* [GOAL]:
Go through the material below and report how many lines contain "Bubble". Give only the number.

* [RAW DATA]:
▼
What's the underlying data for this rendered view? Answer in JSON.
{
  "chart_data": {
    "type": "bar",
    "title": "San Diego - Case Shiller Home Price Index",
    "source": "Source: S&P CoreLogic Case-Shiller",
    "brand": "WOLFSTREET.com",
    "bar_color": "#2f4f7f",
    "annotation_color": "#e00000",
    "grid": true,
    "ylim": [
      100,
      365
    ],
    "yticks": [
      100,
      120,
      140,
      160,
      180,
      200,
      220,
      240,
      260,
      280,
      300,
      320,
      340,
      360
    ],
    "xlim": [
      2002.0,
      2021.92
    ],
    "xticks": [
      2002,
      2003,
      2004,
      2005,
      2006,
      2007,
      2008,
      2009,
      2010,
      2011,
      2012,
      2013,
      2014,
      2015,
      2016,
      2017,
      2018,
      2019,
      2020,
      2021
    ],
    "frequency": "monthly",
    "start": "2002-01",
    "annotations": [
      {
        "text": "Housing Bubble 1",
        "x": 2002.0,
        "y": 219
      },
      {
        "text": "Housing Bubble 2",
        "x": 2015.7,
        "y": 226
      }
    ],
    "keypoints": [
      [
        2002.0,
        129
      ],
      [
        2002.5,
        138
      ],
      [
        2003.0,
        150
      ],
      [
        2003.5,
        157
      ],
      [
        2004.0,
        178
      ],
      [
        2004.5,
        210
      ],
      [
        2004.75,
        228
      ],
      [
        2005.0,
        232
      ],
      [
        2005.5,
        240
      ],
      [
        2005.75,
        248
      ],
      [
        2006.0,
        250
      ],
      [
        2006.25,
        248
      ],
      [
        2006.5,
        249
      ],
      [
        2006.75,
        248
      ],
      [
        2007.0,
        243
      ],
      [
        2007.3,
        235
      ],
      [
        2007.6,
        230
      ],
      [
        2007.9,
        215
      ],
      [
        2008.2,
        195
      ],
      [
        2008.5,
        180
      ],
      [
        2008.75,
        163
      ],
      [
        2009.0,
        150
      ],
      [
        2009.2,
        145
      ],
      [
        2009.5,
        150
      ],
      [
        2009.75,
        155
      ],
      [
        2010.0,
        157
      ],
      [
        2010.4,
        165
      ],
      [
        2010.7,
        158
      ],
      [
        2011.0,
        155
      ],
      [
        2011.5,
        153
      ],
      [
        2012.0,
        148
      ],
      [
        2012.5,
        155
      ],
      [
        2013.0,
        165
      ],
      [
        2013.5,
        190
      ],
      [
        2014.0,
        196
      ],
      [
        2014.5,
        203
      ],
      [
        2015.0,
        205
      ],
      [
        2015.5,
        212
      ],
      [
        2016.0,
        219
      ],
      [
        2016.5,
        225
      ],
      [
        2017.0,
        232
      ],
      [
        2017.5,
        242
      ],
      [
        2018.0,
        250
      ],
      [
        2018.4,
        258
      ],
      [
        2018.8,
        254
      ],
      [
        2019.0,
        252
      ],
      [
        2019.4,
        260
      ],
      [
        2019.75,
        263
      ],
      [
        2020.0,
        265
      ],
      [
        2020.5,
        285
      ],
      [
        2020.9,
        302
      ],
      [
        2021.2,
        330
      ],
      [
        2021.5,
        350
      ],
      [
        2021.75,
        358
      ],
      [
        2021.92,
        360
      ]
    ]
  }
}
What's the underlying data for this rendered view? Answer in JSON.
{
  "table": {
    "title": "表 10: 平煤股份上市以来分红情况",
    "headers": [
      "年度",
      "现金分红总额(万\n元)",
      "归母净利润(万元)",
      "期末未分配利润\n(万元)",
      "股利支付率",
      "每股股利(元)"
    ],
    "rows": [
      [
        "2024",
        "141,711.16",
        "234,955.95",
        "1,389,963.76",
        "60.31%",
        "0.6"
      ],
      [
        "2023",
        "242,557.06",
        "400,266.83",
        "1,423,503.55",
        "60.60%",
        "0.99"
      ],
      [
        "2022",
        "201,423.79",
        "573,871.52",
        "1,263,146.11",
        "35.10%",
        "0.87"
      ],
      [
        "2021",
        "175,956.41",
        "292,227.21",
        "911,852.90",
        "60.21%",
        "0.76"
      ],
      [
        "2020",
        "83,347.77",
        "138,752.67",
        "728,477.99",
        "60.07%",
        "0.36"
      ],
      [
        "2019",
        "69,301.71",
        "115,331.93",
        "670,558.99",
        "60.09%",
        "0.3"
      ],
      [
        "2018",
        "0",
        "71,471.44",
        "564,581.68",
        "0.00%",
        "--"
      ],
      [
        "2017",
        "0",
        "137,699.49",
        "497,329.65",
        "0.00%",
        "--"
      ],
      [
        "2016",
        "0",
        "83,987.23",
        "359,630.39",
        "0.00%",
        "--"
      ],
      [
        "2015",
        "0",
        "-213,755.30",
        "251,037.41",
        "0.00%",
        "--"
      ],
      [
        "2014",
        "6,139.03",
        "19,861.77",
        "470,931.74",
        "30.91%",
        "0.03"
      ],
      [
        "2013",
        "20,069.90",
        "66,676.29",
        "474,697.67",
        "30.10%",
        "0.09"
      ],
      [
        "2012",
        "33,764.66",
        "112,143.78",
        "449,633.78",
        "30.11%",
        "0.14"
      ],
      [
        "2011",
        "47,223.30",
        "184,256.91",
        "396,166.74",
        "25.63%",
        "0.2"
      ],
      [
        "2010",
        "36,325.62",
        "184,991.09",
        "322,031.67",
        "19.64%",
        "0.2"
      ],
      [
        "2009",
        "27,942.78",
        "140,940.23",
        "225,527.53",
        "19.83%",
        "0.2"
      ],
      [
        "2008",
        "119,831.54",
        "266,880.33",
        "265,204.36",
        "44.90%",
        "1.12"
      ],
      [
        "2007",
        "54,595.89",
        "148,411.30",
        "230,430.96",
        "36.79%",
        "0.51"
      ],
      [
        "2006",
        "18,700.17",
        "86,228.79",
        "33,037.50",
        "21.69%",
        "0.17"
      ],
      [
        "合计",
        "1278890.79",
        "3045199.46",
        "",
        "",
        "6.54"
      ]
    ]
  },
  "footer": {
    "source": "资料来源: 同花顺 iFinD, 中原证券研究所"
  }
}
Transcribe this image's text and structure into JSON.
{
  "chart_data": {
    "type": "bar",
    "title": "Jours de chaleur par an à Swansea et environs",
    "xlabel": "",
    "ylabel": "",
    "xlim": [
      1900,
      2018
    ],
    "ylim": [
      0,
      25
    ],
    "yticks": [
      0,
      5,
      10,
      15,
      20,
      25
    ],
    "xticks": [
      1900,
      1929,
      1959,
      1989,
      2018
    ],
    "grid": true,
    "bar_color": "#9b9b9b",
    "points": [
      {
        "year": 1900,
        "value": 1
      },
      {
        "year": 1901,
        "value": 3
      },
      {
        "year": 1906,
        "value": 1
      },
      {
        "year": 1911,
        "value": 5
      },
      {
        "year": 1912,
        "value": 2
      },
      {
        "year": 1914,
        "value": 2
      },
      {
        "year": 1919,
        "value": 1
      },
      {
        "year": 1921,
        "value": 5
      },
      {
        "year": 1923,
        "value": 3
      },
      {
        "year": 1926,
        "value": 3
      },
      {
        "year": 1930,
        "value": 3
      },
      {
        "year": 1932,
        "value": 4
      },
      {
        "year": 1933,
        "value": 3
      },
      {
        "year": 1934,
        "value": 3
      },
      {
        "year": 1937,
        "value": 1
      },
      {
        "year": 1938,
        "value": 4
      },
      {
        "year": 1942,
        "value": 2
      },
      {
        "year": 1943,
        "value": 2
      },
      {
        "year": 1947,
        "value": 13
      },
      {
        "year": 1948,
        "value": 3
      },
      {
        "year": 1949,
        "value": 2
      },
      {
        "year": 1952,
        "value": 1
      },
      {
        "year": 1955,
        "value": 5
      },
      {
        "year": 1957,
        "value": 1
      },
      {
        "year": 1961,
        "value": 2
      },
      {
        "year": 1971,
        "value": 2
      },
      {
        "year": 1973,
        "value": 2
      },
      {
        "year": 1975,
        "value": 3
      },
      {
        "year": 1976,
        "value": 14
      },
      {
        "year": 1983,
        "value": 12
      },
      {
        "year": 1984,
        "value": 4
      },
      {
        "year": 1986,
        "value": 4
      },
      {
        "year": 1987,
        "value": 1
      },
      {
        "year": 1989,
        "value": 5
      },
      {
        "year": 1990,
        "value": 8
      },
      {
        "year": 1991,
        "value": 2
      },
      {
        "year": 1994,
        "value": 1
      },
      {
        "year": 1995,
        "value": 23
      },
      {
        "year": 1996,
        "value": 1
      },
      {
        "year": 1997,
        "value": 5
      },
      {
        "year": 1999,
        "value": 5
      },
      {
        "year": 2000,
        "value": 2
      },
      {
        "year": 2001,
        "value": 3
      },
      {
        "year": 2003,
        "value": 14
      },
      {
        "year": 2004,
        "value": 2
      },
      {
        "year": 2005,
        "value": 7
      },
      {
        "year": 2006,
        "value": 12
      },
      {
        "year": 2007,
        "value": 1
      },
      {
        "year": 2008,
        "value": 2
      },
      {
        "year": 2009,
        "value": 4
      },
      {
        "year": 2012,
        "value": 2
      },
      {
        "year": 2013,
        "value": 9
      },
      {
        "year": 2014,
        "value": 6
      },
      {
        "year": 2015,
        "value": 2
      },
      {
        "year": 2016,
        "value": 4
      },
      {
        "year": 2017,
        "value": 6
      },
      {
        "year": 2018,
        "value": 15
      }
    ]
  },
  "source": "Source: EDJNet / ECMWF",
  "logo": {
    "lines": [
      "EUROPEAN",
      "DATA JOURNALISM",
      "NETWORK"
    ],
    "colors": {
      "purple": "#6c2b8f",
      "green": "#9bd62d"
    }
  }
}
▲
* [IN RESPONSE]:
2